= Goal =
Extract all lines in the data that contain the word "JUBILEE".

• • • • •

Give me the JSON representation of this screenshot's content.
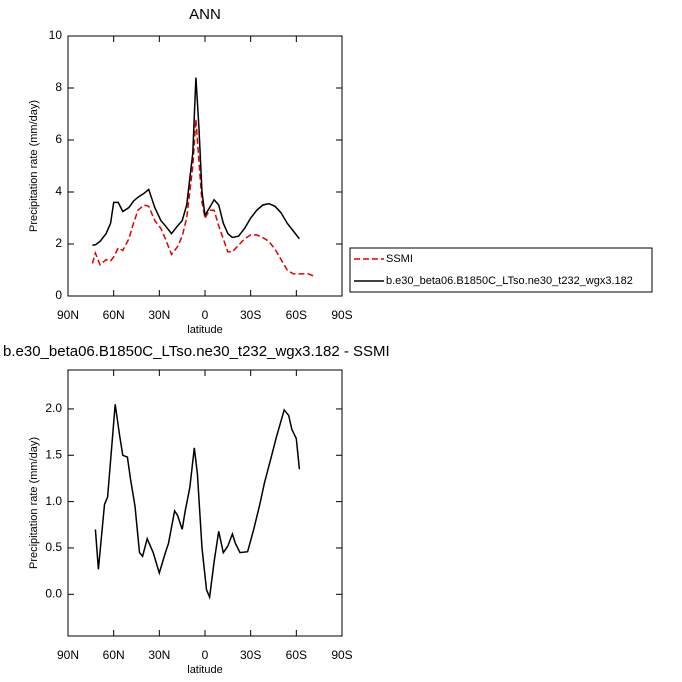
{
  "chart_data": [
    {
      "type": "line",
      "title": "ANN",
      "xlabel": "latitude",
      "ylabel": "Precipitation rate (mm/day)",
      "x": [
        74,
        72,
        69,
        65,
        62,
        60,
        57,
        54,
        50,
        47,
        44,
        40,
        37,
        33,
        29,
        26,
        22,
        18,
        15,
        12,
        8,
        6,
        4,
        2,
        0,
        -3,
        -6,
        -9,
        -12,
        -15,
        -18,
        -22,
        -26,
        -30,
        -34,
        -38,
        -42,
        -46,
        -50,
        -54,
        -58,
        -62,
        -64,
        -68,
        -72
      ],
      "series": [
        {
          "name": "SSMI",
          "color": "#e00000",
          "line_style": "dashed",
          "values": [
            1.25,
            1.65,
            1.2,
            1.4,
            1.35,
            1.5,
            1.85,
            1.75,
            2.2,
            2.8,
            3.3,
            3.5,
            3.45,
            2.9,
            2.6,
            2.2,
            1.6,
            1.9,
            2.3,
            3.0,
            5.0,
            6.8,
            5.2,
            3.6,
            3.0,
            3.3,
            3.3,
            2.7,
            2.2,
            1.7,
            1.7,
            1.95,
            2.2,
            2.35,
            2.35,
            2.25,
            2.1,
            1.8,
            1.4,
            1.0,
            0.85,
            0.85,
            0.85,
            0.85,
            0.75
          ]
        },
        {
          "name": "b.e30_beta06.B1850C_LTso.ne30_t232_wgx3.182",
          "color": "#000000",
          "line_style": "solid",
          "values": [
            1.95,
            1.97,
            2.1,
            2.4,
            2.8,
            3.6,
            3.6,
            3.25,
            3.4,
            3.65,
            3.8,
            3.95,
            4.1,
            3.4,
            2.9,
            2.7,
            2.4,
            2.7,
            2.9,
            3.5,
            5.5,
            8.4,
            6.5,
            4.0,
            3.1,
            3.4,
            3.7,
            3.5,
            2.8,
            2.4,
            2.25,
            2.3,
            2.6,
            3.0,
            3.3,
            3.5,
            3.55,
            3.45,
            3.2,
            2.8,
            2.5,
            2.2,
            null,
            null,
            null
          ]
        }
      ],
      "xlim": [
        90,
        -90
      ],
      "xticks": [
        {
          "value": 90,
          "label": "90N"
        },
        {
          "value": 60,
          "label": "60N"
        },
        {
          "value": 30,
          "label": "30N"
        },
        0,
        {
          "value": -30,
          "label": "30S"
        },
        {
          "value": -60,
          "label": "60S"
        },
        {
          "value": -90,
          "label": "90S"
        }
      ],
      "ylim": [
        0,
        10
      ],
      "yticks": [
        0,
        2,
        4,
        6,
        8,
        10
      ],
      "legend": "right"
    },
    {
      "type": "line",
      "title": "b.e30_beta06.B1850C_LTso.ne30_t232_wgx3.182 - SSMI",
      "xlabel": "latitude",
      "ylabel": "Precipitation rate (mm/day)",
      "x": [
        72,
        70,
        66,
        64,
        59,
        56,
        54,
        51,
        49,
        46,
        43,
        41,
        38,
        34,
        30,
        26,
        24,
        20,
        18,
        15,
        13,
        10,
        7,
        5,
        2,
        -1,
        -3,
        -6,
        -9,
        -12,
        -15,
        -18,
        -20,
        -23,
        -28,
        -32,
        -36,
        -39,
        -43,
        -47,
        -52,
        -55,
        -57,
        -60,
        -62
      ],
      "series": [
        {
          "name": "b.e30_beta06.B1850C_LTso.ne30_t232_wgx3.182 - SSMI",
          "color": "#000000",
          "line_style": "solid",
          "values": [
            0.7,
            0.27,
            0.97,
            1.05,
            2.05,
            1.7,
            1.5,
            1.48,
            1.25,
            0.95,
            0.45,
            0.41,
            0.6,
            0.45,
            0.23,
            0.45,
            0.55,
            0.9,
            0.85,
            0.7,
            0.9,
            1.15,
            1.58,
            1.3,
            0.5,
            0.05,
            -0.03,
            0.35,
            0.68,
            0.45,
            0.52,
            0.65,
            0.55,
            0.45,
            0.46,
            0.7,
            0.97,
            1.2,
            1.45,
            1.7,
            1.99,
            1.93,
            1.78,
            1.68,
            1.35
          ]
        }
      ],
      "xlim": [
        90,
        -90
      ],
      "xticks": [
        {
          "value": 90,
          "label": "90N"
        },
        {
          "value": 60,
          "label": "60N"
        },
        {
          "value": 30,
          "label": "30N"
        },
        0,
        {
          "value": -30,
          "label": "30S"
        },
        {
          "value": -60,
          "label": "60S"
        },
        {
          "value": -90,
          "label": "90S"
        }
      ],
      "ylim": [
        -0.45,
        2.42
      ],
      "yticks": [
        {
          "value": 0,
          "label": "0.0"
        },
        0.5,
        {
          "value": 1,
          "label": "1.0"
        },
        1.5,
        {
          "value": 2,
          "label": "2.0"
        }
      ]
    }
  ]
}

• • • • •

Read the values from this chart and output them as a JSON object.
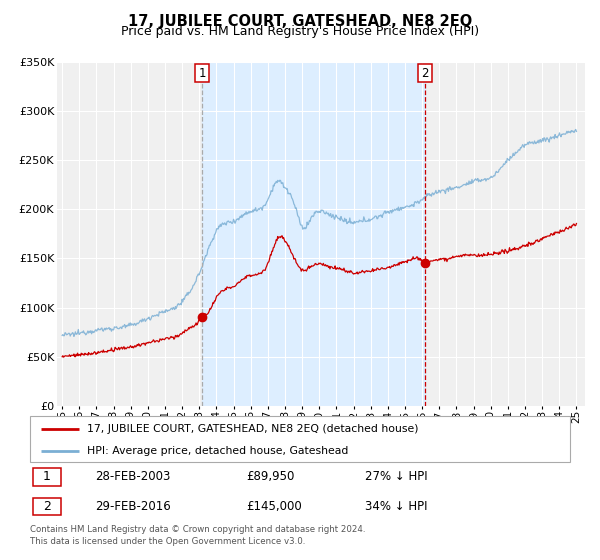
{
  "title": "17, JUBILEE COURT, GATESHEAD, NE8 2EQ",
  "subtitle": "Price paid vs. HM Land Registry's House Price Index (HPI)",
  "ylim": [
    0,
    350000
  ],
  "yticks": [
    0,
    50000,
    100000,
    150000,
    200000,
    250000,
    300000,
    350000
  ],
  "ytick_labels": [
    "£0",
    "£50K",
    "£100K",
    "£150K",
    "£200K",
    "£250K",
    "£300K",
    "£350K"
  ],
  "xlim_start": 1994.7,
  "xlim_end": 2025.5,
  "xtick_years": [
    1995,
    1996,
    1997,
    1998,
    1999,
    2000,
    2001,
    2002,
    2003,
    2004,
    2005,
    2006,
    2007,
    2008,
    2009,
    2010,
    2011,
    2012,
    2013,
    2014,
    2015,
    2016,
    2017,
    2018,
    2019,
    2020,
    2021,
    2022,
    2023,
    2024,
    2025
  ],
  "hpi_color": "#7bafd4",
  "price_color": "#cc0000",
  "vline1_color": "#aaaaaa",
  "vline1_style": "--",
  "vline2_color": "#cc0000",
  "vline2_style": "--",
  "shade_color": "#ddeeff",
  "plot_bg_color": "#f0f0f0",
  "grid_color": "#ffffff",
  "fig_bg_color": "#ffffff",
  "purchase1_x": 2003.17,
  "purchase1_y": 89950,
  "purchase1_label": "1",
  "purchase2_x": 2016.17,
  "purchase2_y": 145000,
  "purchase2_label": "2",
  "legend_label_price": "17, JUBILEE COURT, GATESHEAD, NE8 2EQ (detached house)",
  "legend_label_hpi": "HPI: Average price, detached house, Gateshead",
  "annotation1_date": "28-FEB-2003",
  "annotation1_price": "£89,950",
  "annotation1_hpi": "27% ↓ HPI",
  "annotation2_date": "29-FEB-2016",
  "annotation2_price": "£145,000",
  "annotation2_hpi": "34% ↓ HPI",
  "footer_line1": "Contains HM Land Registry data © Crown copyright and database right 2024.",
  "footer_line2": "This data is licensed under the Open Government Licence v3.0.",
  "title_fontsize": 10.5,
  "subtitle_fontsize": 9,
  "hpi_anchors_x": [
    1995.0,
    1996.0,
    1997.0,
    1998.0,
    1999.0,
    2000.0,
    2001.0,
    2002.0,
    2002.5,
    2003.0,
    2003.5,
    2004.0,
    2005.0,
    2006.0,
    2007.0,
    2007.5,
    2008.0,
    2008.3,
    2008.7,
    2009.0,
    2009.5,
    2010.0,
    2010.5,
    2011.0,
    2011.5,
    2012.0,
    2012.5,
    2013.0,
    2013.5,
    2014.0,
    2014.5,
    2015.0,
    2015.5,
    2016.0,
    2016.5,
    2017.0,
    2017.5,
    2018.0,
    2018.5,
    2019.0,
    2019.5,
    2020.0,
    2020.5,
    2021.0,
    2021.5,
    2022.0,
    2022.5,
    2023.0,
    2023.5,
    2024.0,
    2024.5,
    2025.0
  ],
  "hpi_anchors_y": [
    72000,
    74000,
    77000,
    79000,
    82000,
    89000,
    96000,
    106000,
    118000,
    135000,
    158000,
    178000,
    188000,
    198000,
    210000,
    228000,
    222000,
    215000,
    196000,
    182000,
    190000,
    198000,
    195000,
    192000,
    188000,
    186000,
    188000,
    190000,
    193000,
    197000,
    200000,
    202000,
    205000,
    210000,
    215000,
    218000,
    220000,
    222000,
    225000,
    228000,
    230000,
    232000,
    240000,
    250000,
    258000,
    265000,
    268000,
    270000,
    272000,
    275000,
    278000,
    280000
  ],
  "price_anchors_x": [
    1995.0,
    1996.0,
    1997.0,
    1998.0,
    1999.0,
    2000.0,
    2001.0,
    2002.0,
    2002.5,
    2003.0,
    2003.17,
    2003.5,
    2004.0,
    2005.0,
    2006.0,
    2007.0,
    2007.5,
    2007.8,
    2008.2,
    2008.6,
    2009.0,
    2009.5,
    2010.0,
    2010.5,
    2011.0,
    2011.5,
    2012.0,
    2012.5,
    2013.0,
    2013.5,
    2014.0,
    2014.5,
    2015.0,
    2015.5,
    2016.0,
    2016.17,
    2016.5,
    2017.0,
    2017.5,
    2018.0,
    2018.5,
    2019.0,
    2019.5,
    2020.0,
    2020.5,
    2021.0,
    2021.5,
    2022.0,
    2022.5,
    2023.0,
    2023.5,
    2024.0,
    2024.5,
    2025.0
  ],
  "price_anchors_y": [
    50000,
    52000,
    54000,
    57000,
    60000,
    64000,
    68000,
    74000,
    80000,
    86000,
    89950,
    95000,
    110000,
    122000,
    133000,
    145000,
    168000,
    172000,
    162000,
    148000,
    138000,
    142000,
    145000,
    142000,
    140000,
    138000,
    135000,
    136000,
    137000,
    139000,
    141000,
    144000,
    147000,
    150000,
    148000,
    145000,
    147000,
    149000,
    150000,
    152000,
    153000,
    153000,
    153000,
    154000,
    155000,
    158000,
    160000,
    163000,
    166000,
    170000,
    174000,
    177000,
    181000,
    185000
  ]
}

• • • • •

= Exercise solution =
  "title": "17, JUBILEE COURT, GATESHEAD, NE8 2EQ",
  "legend_label_price": "17, JUBILEE COURT, GATESHEAD, NE8 2EQ (detached house)",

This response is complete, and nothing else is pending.